### Given instruction
Transcribe every line of the material below character for character, leaving out the pictures.

--- BEGIN Data excerpts ---

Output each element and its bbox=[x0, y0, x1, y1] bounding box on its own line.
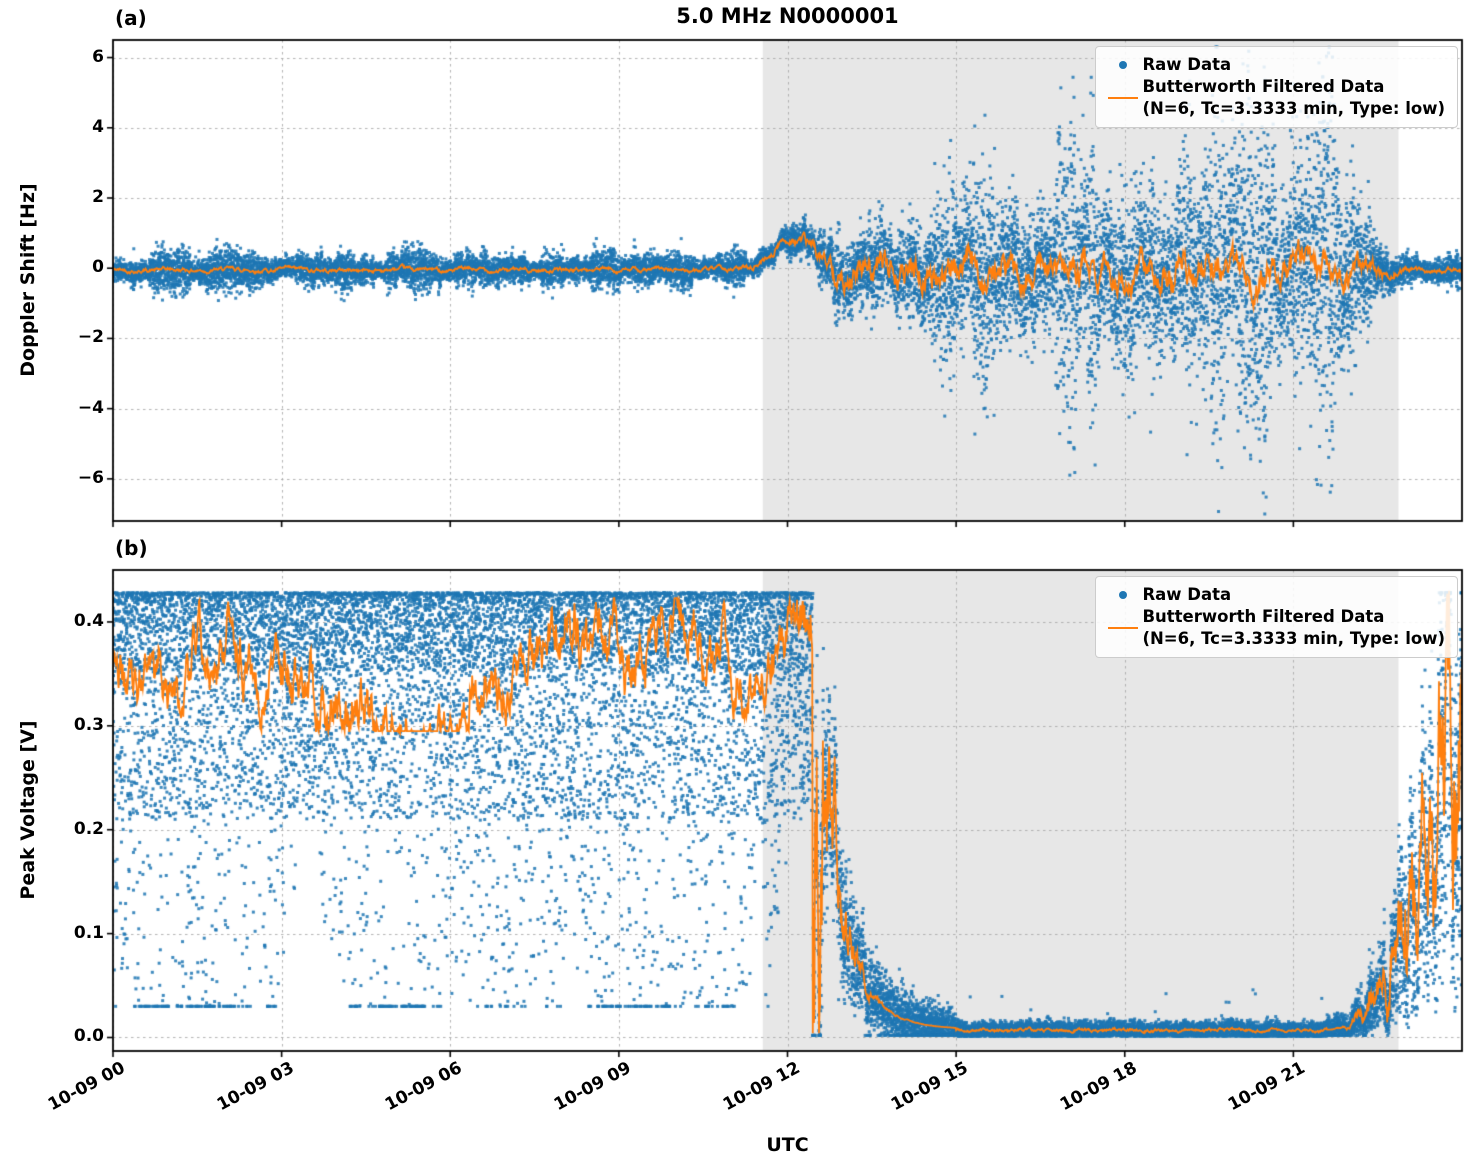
y-tick-label: 0.0 bbox=[73, 1026, 104, 1047]
legend-panel-a: Raw Data Butterworth Filtered Data (N=6,… bbox=[1095, 46, 1458, 129]
filtered-line-marker-icon bbox=[1104, 96, 1142, 99]
y-tick-label: −6 bbox=[77, 467, 104, 488]
legend-entry-filtered: Butterworth Filtered Data (N=6, Tc=3.333… bbox=[1104, 76, 1445, 119]
x-axis-label: UTC bbox=[766, 1134, 809, 1156]
panel-a-label: (a) bbox=[115, 6, 147, 30]
panel-b-label: (b) bbox=[115, 536, 148, 560]
legend-raw-label: Raw Data bbox=[1142, 585, 1232, 604]
legend-entry-raw: Raw Data bbox=[1104, 584, 1445, 606]
y-tick-label: 0.3 bbox=[73, 714, 104, 735]
legend-entry-filtered: Butterworth Filtered Data (N=6, Tc=3.333… bbox=[1104, 606, 1445, 649]
y-tick-label: 0.4 bbox=[73, 610, 104, 631]
legend-entry-raw: Raw Data bbox=[1104, 54, 1445, 76]
legend-filtered-label-line2: (N=6, Tc=3.3333 min, Type: low) bbox=[1142, 98, 1445, 118]
y-axis-label-doppler: Doppler Shift [Hz] bbox=[17, 183, 39, 377]
y-tick-label: 6 bbox=[92, 46, 104, 67]
y-axis-label-voltage: Peak Voltage [V] bbox=[17, 720, 39, 900]
legend-filtered-label-line2: (N=6, Tc=3.3333 min, Type: low) bbox=[1142, 628, 1445, 648]
y-tick-label: 2 bbox=[92, 186, 104, 207]
raw-data-marker-icon bbox=[1104, 61, 1142, 70]
y-tick-label: −2 bbox=[77, 327, 104, 348]
raw-data-marker-icon bbox=[1104, 591, 1142, 600]
y-tick-label: −4 bbox=[77, 397, 104, 418]
y-tick-label: 0.1 bbox=[73, 922, 104, 943]
legend-raw-label: Raw Data bbox=[1142, 55, 1232, 74]
y-tick-label: 0.2 bbox=[73, 818, 104, 839]
legend-filtered-label-line1: Butterworth Filtered Data bbox=[1142, 77, 1385, 97]
filtered-line-marker-icon bbox=[1104, 626, 1142, 629]
legend-filtered-label-line1: Butterworth Filtered Data bbox=[1142, 607, 1385, 627]
y-tick-label: 4 bbox=[92, 116, 104, 137]
y-tick-label: 0 bbox=[92, 257, 104, 278]
chart-title: 5.0 MHz N0000001 bbox=[676, 4, 899, 28]
legend-panel-b: Raw Data Butterworth Filtered Data (N=6,… bbox=[1095, 576, 1458, 659]
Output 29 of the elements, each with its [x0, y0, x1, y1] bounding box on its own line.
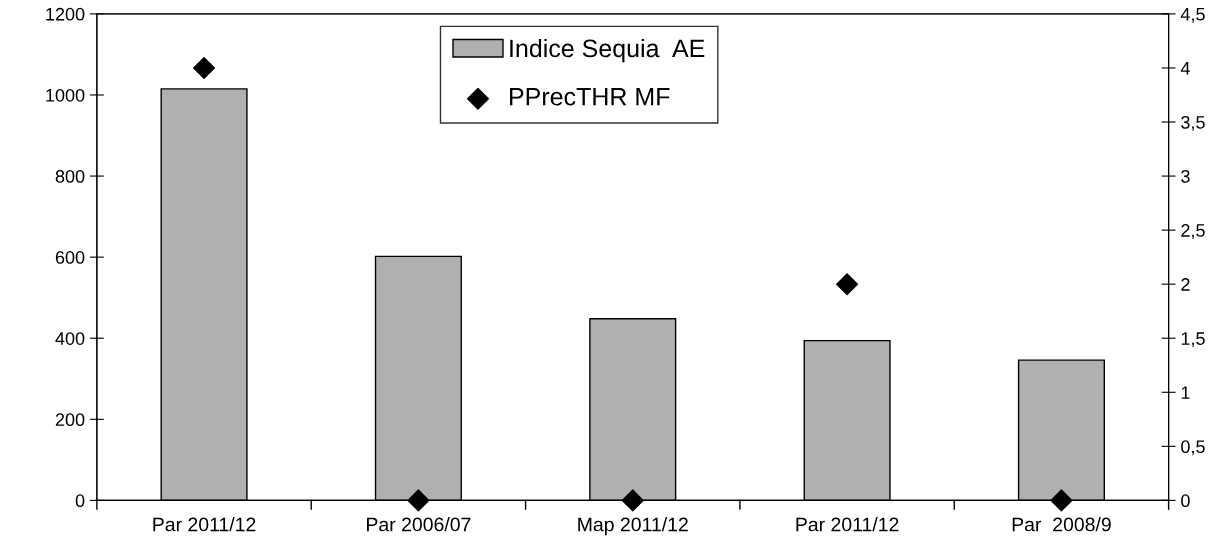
y-tick-label: 1000	[46, 88, 85, 102]
y2-tick-label: 3	[1181, 170, 1190, 183]
point	[193, 56, 216, 79]
x-tick-label: Map 2011/12	[578, 517, 688, 536]
y2-tick-label: 3,5	[1181, 115, 1205, 131]
point	[621, 489, 644, 512]
y2-tick-label: 0,5	[1181, 440, 1205, 456]
x-tick-label: Par 2011/12	[796, 517, 899, 532]
point	[836, 273, 859, 296]
x-tick-label: Par 2006/07	[367, 517, 471, 532]
y-tick-label: 0	[75, 494, 85, 508]
y2-tick-label: 4	[1180, 62, 1190, 75]
y-tick-label: 1200	[46, 7, 85, 21]
y2-tick-label: 2,5	[1181, 224, 1205, 239]
legend-label: Indice Sequia AE	[510, 38, 705, 63]
y-tick-label: 400	[55, 332, 85, 345]
y2-tick-label: 0	[1181, 494, 1190, 508]
y2-tick-label: 2	[1181, 278, 1190, 291]
y-tick-label: 200	[55, 413, 85, 427]
y-tick-label: 800	[55, 170, 85, 183]
point	[1050, 489, 1073, 512]
x-tick-label: Par 2011/12	[153, 517, 256, 532]
x-tick-label: Par 2008/9	[1012, 517, 1111, 532]
y-tick-label: 600	[55, 251, 85, 264]
y2-tick-label: 4,5	[1180, 8, 1205, 23]
y2-tick-label: 1	[1181, 386, 1190, 399]
legend-label: PPrecTHR MF	[510, 88, 670, 106]
point	[407, 489, 430, 512]
y2-tick-label: 1,5	[1181, 332, 1205, 348]
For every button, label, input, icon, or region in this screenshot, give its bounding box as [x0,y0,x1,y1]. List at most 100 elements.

--- END Data excerpts ---

### Answer
Output each element and its bbox=[x0, y0, x1, y1] bounding box on its own line.
y-tick-label: 0.0 bbox=[73, 1026, 104, 1047]
legend-panel-a: Raw Data Butterworth Filtered Data (N=6,… bbox=[1095, 46, 1458, 129]
filtered-line-marker-icon bbox=[1104, 96, 1142, 99]
y-tick-label: −6 bbox=[77, 467, 104, 488]
legend-entry-filtered: Butterworth Filtered Data (N=6, Tc=3.333… bbox=[1104, 76, 1445, 119]
x-axis-label: UTC bbox=[766, 1134, 809, 1156]
panel-a-label: (a) bbox=[115, 6, 147, 30]
panel-b-label: (b) bbox=[115, 536, 148, 560]
legend-raw-label: Raw Data bbox=[1142, 585, 1232, 604]
legend-entry-raw: Raw Data bbox=[1104, 584, 1445, 606]
y-tick-label: 0.3 bbox=[73, 714, 104, 735]
legend-entry-filtered: Butterworth Filtered Data (N=6, Tc=3.333… bbox=[1104, 606, 1445, 649]
y-tick-label: 0.4 bbox=[73, 610, 104, 631]
legend-entry-raw: Raw Data bbox=[1104, 54, 1445, 76]
legend-filtered-label-line2: (N=6, Tc=3.3333 min, Type: low) bbox=[1142, 98, 1445, 118]
y-axis-label-doppler: Doppler Shift [Hz] bbox=[17, 183, 39, 377]
y-tick-label: 6 bbox=[92, 46, 104, 67]
y-axis-label-voltage: Peak Voltage [V] bbox=[17, 720, 39, 900]
legend-filtered-label-line2: (N=6, Tc=3.3333 min, Type: low) bbox=[1142, 628, 1445, 648]
y-tick-label: 2 bbox=[92, 186, 104, 207]
raw-data-marker-icon bbox=[1104, 61, 1142, 70]
y-tick-label: −2 bbox=[77, 327, 104, 348]
raw-data-marker-icon bbox=[1104, 591, 1142, 600]
y-tick-label: −4 bbox=[77, 397, 104, 418]
y-tick-label: 0.1 bbox=[73, 922, 104, 943]
legend-raw-label: Raw Data bbox=[1142, 55, 1232, 74]
y-tick-label: 0.2 bbox=[73, 818, 104, 839]
legend-filtered-label-line1: Butterworth Filtered Data bbox=[1142, 77, 1385, 97]
filtered-line-marker-icon bbox=[1104, 626, 1142, 629]
legend-filtered-label-line1: Butterworth Filtered Data bbox=[1142, 607, 1385, 627]
y-tick-label: 4 bbox=[92, 116, 104, 137]
y-tick-label: 0 bbox=[92, 257, 104, 278]
chart-title: 5.0 MHz N0000001 bbox=[676, 4, 899, 28]
legend-panel-b: Raw Data Butterworth Filtered Data (N=6,… bbox=[1095, 576, 1458, 659]
Output 29 of the elements, each with its [x0, y0, x1, y1] bounding box on its own line.
y-tick-label: 1000	[46, 88, 85, 102]
y2-tick-label: 3	[1181, 170, 1190, 183]
point	[193, 56, 216, 79]
x-tick-label: Map 2011/12	[578, 517, 688, 536]
y2-tick-label: 3,5	[1181, 115, 1205, 131]
point	[621, 489, 644, 512]
y2-tick-label: 0,5	[1181, 440, 1205, 456]
x-tick-label: Par 2011/12	[796, 517, 899, 532]
point	[836, 273, 859, 296]
x-tick-label: Par 2006/07	[367, 517, 471, 532]
y-tick-label: 0	[75, 494, 85, 508]
y2-tick-label: 4	[1180, 62, 1190, 75]
y-tick-label: 1200	[46, 7, 85, 21]
y2-tick-label: 2,5	[1181, 224, 1205, 239]
legend-label: Indice Sequia AE	[510, 38, 705, 63]
y-tick-label: 400	[55, 332, 85, 345]
y2-tick-label: 0	[1181, 494, 1190, 508]
y2-tick-label: 2	[1181, 278, 1190, 291]
y-tick-label: 200	[55, 413, 85, 427]
y-tick-label: 800	[55, 170, 85, 183]
point	[1050, 489, 1073, 512]
x-tick-label: Par 2011/12	[153, 517, 256, 532]
x-tick-label: Par 2008/9	[1012, 517, 1111, 532]
y-tick-label: 600	[55, 251, 85, 264]
y2-tick-label: 4,5	[1180, 8, 1205, 23]
y2-tick-label: 1	[1181, 386, 1190, 399]
legend-label: PPrecTHR MF	[510, 88, 670, 106]
point	[407, 489, 430, 512]
y2-tick-label: 1,5	[1181, 332, 1205, 348]
For every button, label, input, icon, or region in this screenshot, give its bounding box as [x0,y0,x1,y1]. List at most 100 elements.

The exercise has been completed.